● **Input data**
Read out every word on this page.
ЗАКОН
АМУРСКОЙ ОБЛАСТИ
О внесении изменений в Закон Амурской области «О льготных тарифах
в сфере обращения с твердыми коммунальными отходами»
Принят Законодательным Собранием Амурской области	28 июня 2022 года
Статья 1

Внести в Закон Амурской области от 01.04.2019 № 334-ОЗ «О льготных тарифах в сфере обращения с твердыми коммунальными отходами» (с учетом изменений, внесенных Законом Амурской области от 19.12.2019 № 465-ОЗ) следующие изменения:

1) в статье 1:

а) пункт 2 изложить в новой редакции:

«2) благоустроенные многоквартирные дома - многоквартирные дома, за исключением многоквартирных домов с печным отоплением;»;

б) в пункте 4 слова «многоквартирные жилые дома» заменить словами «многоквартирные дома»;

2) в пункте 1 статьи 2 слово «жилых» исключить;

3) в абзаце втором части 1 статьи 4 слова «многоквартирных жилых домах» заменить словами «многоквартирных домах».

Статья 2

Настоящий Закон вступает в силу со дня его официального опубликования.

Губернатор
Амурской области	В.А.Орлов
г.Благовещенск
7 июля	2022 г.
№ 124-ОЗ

● **Task statement**
Please reproduce every line of the material word for word.

● **The result**
Read out every word on this page.
ЗАКОН
АМУРСКОЙ ОБЛАСТИ
О внесении изменений в Закон Амурской области «О льготных тарифах
в сфере обращения с твердыми коммунальными отходами»
Принят Законодательным Собранием Амурской области	28 июня 2022 года
Статья 1

Внести в Закон Амурской области от 01.04.2019 № 334-ОЗ «О льготных тарифах в сфере обращения с твердыми коммунальными отходами» (с учетом изменений, внесенных Законом Амурской области от 19.12.2019 № 465-ОЗ) следующие изменения:

1) в статье 1:

а) пункт 2 изложить в новой редакции:

«2) благоустроенные многоквартирные дома - многоквартирные дома, за исключением многоквартирных домов с печным отоплением;»;

б) в пункте 4 слова «многоквартирные жилые дома» заменить словами «многоквартирные дома»;

2) в пункте 1 статьи 2 слово «жилых» исключить;

3) в абзаце втором части 1 статьи 4 слова «многоквартирных жилых домах» заменить словами «многоквартирных домах».

Статья 2

Настоящий Закон вступает в силу со дня его официального опубликования.

Губернатор
Амурской области	В.А.Орлов
г.Благовещенск
7 июля	2022 г.
№ 124-ОЗ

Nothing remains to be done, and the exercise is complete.